◆ **GIVEN PROBLEM**:
Quote the records that follow in full, leaving the pictures out.

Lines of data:
# # #
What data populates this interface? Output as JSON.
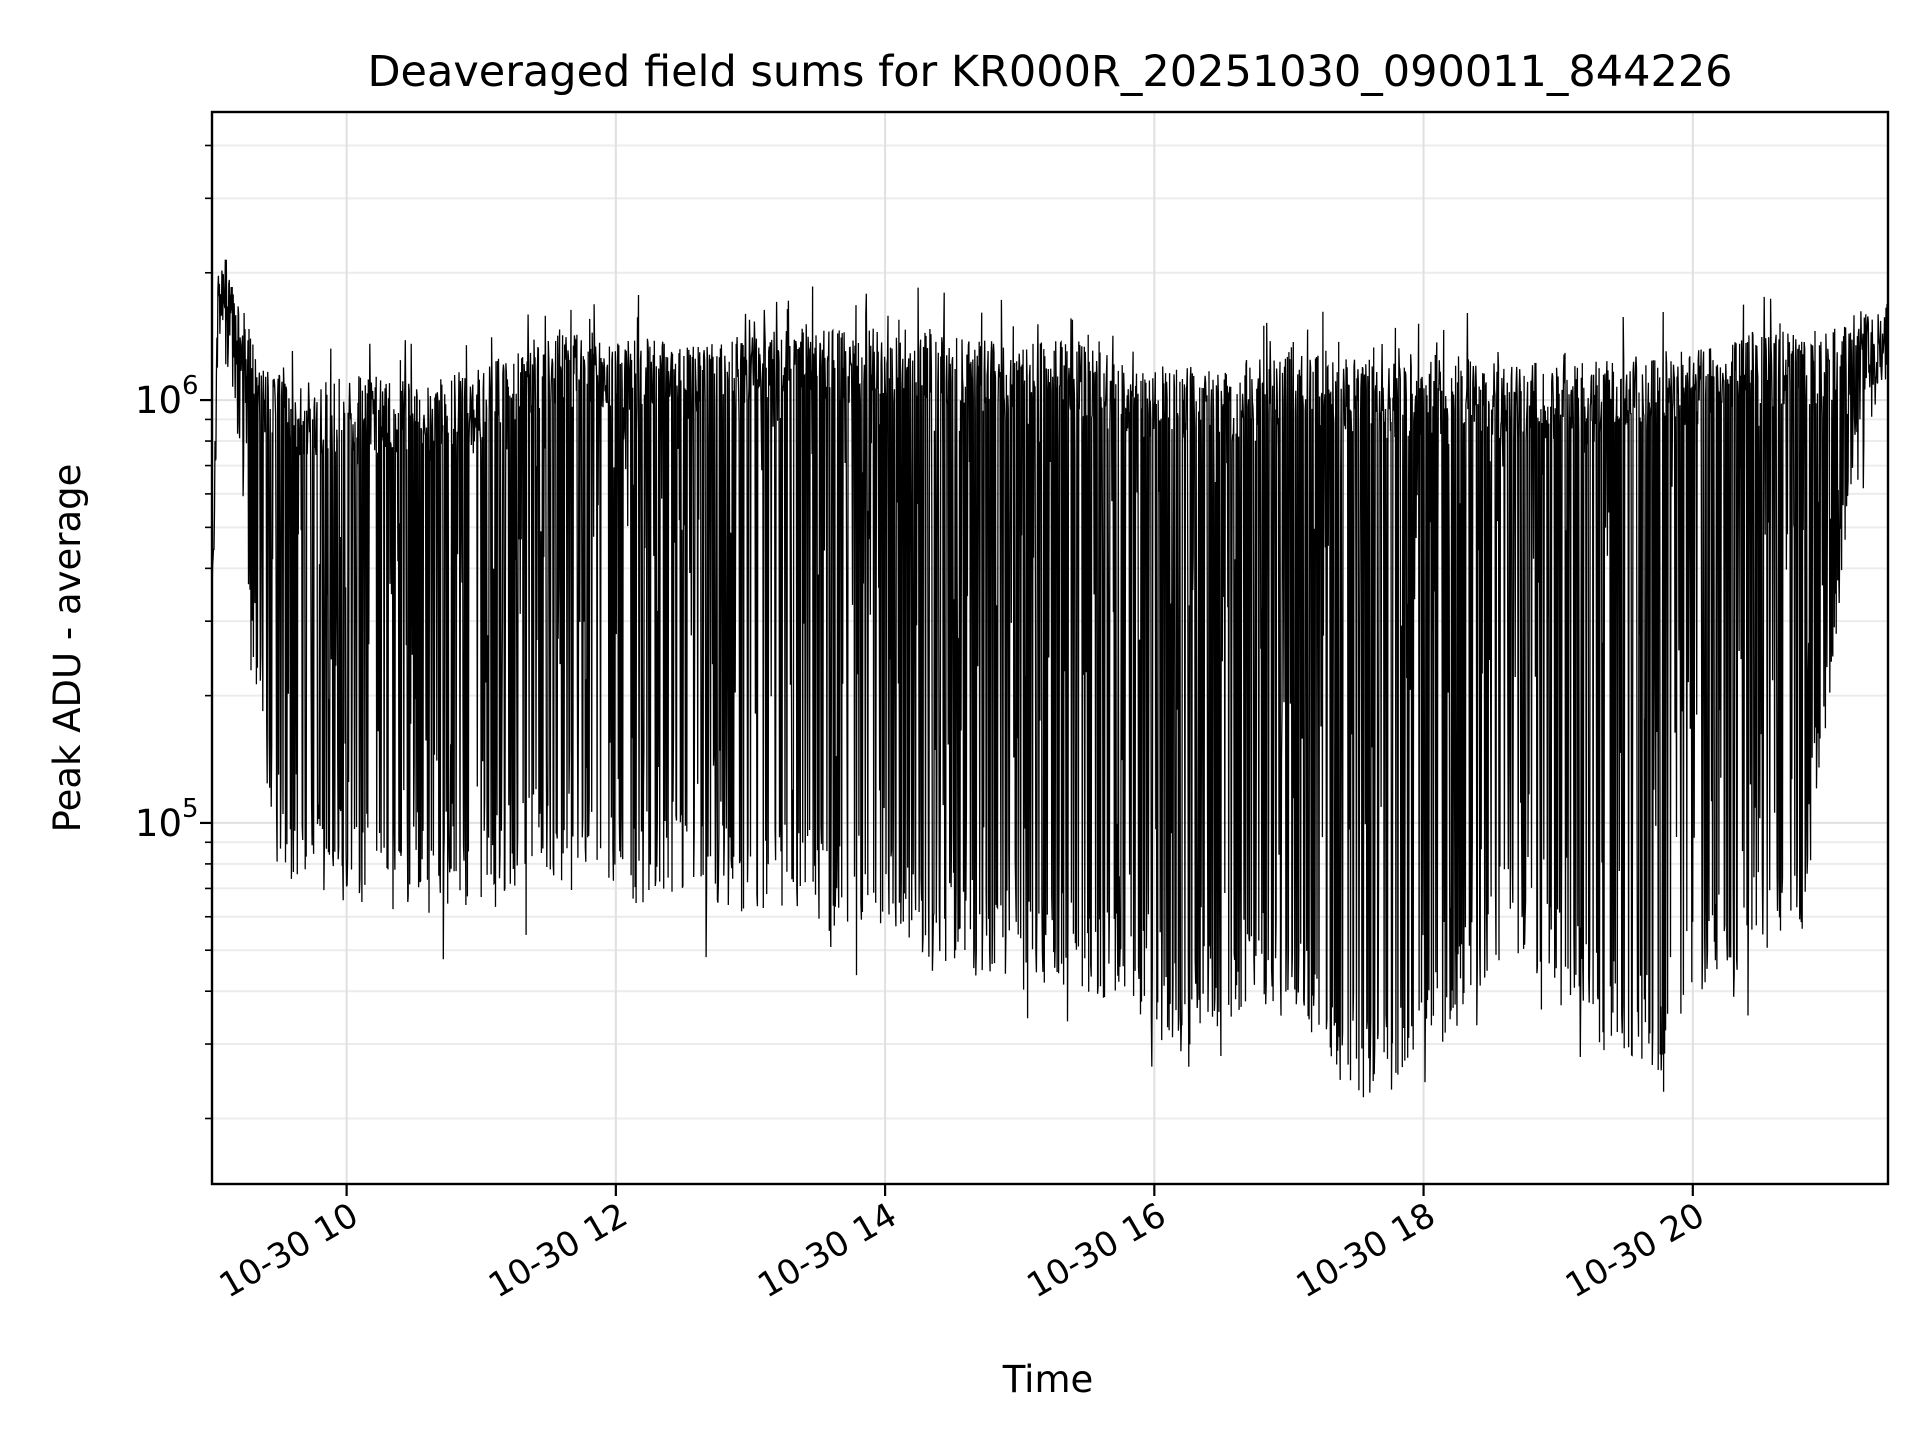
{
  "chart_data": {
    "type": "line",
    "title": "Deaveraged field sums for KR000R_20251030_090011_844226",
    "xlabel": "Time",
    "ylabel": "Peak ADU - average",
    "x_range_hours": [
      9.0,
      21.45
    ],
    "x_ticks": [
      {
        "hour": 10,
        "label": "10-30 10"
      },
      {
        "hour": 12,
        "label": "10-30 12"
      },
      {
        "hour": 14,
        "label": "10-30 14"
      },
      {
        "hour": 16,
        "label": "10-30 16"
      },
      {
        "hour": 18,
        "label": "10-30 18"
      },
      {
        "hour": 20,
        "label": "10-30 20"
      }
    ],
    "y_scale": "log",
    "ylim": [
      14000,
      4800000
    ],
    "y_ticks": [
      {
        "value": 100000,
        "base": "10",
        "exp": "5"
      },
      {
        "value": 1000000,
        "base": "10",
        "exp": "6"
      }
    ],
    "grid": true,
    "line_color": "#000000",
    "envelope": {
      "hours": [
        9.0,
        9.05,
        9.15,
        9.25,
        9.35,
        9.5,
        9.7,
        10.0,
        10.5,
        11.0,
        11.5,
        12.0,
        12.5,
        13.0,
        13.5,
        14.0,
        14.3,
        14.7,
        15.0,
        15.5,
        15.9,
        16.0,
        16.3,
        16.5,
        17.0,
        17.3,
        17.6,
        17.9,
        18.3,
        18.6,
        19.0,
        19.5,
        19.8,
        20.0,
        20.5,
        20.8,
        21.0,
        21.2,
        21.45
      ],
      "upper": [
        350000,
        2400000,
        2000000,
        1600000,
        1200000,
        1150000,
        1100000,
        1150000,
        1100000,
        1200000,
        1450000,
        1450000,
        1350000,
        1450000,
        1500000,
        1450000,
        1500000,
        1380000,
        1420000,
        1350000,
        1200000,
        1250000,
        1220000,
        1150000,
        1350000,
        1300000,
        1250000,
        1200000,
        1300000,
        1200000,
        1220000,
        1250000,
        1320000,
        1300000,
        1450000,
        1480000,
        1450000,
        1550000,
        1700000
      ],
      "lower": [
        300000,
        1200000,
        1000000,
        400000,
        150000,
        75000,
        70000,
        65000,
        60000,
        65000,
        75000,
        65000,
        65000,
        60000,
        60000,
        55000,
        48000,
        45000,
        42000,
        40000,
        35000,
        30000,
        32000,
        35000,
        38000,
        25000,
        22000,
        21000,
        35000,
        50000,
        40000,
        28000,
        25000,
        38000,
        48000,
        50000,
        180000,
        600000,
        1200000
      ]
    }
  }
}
# # #
◆ **EXPECTED OUTPUT**:
What data populates this interface? Output as JSON.
{
  "chart_data": {
    "type": "line",
    "title": "Deaveraged field sums for KR000R_20251030_090011_844226",
    "xlabel": "Time",
    "ylabel": "Peak ADU - average",
    "x_range_hours": [
      9.0,
      21.45
    ],
    "x_ticks": [
      {
        "hour": 10,
        "label": "10-30 10"
      },
      {
        "hour": 12,
        "label": "10-30 12"
      },
      {
        "hour": 14,
        "label": "10-30 14"
      },
      {
        "hour": 16,
        "label": "10-30 16"
      },
      {
        "hour": 18,
        "label": "10-30 18"
      },
      {
        "hour": 20,
        "label": "10-30 20"
      }
    ],
    "y_scale": "log",
    "ylim": [
      14000,
      4800000
    ],
    "y_ticks": [
      {
        "value": 100000,
        "base": "10",
        "exp": "5"
      },
      {
        "value": 1000000,
        "base": "10",
        "exp": "6"
      }
    ],
    "grid": true,
    "line_color": "#000000",
    "envelope": {
      "hours": [
        9.0,
        9.05,
        9.15,
        9.25,
        9.35,
        9.5,
        9.7,
        10.0,
        10.5,
        11.0,
        11.5,
        12.0,
        12.5,
        13.0,
        13.5,
        14.0,
        14.3,
        14.7,
        15.0,
        15.5,
        15.9,
        16.0,
        16.3,
        16.5,
        17.0,
        17.3,
        17.6,
        17.9,
        18.3,
        18.6,
        19.0,
        19.5,
        19.8,
        20.0,
        20.5,
        20.8,
        21.0,
        21.2,
        21.45
      ],
      "upper": [
        350000,
        2400000,
        2000000,
        1600000,
        1200000,
        1150000,
        1100000,
        1150000,
        1100000,
        1200000,
        1450000,
        1450000,
        1350000,
        1450000,
        1500000,
        1450000,
        1500000,
        1380000,
        1420000,
        1350000,
        1200000,
        1250000,
        1220000,
        1150000,
        1350000,
        1300000,
        1250000,
        1200000,
        1300000,
        1200000,
        1220000,
        1250000,
        1320000,
        1300000,
        1450000,
        1480000,
        1450000,
        1550000,
        1700000
      ],
      "lower": [
        300000,
        1200000,
        1000000,
        400000,
        150000,
        75000,
        70000,
        65000,
        60000,
        65000,
        75000,
        65000,
        65000,
        60000,
        60000,
        55000,
        48000,
        45000,
        42000,
        40000,
        35000,
        30000,
        32000,
        35000,
        38000,
        25000,
        22000,
        21000,
        35000,
        50000,
        40000,
        28000,
        25000,
        38000,
        48000,
        50000,
        180000,
        600000,
        1200000
      ]
    }
  }
}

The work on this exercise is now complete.